── Materials provided ──

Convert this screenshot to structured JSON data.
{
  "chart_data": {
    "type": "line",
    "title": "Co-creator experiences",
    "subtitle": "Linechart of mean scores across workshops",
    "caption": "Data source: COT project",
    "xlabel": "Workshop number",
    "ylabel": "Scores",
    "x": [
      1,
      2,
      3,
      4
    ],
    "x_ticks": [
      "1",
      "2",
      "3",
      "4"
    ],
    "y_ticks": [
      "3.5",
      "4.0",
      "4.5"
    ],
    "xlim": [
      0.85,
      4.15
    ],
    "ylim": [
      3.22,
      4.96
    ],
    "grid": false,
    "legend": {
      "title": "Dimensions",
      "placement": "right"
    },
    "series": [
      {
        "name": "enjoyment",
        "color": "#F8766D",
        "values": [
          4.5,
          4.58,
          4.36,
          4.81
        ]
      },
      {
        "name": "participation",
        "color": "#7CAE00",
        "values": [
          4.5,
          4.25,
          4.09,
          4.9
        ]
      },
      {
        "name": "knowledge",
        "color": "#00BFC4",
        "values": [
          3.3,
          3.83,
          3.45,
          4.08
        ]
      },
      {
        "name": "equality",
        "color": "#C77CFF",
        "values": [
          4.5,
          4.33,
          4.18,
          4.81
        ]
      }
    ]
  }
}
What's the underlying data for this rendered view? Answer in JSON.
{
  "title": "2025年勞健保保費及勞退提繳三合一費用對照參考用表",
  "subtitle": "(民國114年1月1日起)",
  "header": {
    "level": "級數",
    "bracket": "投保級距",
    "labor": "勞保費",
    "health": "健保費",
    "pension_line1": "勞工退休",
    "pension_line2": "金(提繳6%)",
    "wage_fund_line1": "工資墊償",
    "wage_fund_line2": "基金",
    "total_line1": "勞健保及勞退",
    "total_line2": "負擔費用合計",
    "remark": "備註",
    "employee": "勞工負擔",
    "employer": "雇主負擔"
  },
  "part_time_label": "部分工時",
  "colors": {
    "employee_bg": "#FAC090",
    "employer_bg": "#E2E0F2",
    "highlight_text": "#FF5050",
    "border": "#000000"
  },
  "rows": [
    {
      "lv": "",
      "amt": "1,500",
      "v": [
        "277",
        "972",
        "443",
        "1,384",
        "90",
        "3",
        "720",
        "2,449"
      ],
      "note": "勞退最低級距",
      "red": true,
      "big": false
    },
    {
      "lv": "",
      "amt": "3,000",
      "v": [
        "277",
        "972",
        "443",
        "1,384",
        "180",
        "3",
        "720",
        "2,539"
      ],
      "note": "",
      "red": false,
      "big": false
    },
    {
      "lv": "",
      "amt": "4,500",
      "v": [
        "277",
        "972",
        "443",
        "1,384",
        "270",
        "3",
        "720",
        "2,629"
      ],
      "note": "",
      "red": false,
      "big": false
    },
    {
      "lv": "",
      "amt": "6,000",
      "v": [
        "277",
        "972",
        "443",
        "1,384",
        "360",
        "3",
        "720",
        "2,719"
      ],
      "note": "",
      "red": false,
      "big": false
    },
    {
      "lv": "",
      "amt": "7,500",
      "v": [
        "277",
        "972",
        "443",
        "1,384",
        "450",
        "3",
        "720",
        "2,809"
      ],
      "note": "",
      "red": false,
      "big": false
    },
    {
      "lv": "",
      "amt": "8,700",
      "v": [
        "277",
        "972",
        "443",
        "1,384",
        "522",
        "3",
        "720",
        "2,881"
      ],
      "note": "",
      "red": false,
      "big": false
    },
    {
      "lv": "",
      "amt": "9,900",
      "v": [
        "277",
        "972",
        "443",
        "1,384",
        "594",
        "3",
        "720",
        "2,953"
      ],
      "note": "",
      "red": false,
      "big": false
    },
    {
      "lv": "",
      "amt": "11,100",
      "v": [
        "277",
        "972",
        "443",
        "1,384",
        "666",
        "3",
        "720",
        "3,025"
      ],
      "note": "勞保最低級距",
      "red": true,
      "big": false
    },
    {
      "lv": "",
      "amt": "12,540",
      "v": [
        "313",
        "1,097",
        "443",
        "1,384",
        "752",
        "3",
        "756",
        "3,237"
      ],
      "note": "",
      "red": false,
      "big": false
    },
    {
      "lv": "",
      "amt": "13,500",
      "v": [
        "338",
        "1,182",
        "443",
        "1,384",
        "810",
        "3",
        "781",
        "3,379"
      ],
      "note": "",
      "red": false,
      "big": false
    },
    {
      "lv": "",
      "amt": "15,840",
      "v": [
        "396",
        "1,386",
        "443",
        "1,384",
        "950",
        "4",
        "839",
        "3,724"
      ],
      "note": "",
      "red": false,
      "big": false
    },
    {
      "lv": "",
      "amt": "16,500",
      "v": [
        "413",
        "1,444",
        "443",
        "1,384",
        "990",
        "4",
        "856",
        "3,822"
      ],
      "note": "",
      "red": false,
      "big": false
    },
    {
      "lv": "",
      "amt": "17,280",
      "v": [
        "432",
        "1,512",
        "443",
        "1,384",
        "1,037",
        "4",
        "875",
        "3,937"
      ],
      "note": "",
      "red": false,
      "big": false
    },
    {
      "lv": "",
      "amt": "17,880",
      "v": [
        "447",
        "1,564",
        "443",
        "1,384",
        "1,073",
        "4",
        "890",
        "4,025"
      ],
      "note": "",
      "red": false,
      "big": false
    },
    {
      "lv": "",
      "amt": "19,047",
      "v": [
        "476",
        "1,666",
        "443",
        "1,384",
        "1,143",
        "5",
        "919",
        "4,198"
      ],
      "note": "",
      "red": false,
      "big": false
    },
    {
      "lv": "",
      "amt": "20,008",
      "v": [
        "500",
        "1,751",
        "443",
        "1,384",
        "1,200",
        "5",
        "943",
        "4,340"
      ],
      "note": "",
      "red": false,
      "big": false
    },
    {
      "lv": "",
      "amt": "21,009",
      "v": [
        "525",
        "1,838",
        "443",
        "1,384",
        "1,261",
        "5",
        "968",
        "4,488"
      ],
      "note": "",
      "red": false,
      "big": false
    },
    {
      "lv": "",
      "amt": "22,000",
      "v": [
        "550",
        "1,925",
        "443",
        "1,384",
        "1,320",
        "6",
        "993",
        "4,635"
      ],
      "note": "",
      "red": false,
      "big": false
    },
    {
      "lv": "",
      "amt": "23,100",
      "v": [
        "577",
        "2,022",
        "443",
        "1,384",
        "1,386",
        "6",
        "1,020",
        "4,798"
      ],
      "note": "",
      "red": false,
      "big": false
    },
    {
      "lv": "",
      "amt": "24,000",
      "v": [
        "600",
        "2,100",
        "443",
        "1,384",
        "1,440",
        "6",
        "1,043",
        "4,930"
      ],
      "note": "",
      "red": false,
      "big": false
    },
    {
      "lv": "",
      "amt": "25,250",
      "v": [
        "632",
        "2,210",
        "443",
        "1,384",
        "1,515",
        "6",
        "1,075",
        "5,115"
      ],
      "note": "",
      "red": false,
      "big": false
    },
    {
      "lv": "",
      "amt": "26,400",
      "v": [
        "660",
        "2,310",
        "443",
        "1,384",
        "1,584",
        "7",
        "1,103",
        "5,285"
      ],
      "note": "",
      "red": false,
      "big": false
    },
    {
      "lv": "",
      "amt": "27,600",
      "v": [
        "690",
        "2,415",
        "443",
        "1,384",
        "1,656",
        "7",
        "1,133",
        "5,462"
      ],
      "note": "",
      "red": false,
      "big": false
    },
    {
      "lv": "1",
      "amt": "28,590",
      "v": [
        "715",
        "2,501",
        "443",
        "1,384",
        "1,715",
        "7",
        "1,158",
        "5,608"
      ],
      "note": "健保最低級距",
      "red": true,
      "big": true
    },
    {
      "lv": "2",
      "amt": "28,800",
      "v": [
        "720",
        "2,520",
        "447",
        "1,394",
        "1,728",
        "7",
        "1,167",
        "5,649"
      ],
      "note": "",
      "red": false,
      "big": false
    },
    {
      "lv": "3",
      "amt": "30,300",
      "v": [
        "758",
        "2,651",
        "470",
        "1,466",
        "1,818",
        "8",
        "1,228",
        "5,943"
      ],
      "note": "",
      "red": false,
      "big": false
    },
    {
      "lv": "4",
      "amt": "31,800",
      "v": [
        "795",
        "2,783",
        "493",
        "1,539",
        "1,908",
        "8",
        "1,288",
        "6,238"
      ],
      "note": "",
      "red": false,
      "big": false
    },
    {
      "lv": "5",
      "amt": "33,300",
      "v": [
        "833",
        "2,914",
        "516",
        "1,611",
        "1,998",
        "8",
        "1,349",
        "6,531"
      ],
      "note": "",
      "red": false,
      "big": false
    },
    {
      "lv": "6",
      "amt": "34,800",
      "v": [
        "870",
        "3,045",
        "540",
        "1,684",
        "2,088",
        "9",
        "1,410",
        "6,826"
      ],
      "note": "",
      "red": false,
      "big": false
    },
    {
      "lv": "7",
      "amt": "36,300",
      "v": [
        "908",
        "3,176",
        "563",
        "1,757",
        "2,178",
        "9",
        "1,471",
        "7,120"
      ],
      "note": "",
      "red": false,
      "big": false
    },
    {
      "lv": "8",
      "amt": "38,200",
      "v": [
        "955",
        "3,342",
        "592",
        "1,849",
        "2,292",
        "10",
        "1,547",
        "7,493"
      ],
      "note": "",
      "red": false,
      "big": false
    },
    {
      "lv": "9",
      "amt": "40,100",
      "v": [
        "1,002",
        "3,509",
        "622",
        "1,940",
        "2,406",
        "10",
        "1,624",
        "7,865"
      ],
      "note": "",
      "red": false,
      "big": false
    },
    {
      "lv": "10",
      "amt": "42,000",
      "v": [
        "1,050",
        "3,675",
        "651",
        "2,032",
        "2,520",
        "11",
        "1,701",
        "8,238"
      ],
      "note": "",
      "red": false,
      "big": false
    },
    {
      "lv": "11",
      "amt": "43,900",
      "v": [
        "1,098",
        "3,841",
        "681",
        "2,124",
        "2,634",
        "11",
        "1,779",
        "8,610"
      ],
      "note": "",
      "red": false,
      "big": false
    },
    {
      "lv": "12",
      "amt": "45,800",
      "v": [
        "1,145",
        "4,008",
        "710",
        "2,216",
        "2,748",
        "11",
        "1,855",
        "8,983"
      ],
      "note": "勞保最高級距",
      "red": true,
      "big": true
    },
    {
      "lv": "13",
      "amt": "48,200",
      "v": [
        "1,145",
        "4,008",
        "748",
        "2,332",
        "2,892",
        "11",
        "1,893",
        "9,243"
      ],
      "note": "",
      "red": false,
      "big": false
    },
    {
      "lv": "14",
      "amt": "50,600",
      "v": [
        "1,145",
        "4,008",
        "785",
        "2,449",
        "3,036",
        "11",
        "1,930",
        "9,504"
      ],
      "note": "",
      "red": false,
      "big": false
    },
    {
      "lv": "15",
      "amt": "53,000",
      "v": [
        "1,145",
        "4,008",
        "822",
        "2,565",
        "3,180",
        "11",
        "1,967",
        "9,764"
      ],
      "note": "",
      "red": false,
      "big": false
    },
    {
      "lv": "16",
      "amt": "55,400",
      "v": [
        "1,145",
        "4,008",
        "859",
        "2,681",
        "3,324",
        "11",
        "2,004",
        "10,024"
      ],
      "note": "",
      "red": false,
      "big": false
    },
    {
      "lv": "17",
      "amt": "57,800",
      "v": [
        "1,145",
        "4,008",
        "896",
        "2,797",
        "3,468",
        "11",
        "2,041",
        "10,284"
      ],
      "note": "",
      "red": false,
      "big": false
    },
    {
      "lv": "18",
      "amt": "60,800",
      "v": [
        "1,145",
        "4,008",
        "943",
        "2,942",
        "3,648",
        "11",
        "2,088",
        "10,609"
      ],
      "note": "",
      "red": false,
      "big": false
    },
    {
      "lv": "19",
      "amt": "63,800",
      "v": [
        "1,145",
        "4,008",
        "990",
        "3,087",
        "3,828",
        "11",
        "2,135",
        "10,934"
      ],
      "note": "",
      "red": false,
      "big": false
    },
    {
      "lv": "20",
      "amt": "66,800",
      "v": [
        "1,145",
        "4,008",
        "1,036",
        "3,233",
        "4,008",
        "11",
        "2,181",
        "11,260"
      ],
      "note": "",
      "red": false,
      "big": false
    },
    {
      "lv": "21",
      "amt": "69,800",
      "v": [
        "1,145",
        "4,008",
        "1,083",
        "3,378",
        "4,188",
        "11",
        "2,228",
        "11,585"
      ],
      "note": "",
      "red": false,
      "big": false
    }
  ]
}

───

Copy out all lines where the word "name" appears.

        "name": "enjoyment",
        "name": "participation",
        "name": "knowledge",
        "name": "equality",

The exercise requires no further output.